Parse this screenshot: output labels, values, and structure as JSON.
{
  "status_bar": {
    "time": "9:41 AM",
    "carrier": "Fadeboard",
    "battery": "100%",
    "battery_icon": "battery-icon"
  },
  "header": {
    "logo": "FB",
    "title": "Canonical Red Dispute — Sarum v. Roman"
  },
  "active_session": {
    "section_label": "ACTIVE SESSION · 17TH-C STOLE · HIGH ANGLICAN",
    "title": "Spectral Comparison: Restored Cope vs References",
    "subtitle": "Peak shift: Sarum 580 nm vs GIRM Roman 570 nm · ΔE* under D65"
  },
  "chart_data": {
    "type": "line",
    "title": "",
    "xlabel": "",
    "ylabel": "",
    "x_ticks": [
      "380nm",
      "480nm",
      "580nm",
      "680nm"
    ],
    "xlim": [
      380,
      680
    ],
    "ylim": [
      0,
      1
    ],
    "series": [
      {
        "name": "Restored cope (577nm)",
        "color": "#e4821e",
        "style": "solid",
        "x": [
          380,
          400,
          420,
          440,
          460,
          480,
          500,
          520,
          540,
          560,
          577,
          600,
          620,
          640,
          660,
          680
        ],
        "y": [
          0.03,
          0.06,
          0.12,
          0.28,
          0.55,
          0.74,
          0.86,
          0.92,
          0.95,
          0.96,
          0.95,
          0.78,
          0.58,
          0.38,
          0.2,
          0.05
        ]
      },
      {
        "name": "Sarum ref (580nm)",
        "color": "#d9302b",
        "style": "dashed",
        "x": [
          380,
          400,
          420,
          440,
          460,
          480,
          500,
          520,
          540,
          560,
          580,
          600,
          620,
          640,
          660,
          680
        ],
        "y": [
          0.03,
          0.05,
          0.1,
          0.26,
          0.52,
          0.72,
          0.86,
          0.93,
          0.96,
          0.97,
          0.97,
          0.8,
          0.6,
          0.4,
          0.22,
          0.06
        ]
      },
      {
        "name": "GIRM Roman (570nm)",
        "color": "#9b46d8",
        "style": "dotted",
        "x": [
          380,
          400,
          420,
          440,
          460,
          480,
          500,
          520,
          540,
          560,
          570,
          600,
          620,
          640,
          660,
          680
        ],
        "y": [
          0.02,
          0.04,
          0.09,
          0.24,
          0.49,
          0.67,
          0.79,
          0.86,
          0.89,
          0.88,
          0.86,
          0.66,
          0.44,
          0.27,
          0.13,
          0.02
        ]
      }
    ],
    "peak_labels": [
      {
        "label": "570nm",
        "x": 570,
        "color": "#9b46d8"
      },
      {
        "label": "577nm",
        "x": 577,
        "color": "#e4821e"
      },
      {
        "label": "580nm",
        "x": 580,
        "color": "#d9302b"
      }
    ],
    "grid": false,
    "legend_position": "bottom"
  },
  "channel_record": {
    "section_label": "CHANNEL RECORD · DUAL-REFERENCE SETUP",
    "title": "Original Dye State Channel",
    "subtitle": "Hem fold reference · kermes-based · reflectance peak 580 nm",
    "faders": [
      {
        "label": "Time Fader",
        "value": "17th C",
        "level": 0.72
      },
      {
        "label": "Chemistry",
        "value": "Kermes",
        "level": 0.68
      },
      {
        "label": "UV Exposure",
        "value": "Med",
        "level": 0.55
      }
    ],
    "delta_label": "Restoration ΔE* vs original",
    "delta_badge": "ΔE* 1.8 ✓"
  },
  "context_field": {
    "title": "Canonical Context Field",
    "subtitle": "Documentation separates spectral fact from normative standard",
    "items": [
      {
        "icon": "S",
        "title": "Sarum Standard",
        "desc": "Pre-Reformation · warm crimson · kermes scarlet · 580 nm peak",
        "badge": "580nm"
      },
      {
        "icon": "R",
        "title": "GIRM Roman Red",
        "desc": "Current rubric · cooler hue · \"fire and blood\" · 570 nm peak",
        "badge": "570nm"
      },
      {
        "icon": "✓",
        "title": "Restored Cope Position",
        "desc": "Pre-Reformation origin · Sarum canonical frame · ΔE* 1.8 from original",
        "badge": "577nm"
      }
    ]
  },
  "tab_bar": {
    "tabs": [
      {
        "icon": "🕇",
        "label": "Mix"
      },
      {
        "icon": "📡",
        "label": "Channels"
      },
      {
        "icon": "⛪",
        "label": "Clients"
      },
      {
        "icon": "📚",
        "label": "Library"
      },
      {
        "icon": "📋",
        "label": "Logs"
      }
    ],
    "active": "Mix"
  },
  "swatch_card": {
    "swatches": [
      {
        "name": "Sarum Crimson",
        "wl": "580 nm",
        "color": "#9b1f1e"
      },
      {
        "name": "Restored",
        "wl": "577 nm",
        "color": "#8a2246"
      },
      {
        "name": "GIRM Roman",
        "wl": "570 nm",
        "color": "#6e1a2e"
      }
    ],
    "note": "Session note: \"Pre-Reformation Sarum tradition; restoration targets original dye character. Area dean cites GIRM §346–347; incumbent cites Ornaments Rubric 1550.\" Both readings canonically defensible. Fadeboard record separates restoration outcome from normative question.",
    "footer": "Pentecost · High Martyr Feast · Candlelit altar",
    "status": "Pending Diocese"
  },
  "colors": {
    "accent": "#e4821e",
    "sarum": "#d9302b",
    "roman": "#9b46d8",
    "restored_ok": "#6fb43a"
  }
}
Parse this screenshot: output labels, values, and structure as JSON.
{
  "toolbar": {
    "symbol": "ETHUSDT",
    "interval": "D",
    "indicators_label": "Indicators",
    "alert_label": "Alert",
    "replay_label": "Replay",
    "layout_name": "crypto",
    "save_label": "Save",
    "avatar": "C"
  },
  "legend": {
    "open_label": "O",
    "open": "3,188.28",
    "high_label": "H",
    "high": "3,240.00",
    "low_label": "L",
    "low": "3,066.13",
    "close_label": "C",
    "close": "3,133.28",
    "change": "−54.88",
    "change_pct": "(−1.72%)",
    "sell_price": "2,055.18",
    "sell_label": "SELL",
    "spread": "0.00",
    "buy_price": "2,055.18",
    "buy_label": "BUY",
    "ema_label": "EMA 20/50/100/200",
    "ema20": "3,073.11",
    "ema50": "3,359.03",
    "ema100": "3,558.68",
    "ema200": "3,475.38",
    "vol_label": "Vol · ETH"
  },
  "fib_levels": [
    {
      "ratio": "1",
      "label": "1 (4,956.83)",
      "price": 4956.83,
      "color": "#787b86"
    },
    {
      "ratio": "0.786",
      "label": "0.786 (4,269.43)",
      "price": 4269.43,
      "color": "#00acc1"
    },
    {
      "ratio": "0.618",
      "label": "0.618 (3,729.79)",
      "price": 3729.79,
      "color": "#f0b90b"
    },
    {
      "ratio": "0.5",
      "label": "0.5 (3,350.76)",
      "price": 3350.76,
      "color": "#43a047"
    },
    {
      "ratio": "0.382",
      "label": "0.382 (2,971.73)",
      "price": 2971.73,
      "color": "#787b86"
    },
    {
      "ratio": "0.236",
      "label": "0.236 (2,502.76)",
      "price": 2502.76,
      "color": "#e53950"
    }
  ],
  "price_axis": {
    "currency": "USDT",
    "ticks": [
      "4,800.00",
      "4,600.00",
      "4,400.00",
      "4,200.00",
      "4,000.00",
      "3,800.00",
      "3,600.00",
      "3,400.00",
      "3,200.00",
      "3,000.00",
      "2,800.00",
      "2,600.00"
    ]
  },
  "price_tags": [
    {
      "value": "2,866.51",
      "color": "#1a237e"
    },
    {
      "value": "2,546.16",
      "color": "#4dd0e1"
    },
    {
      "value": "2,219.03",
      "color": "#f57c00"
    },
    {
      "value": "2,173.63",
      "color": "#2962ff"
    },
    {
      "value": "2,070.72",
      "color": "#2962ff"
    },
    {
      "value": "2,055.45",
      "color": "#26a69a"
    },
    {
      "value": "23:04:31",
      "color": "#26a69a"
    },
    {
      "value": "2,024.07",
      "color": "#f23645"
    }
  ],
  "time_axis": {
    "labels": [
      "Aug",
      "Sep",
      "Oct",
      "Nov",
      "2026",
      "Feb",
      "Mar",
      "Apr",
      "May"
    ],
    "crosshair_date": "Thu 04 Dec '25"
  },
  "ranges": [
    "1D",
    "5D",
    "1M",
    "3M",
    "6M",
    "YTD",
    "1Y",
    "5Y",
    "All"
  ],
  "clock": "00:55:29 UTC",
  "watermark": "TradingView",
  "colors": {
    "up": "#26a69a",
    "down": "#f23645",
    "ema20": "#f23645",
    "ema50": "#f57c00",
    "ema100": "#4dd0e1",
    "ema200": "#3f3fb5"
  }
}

+-------+

_Written instruction_
Gather every line from the entries above where the word "Fadeboard" appears, and copy them.

_Written reply_
    "carrier": "Fadeboard",
    "note": "Session note: \"Pre-Reformation Sarum tradition; restoration targets original dye character. Area dean cites GIRM §346–347; incumbent cites Ornaments Rubric 1550.\" Both readings canonically defensible. Fadeboard record separates restoration outcome from normative question.",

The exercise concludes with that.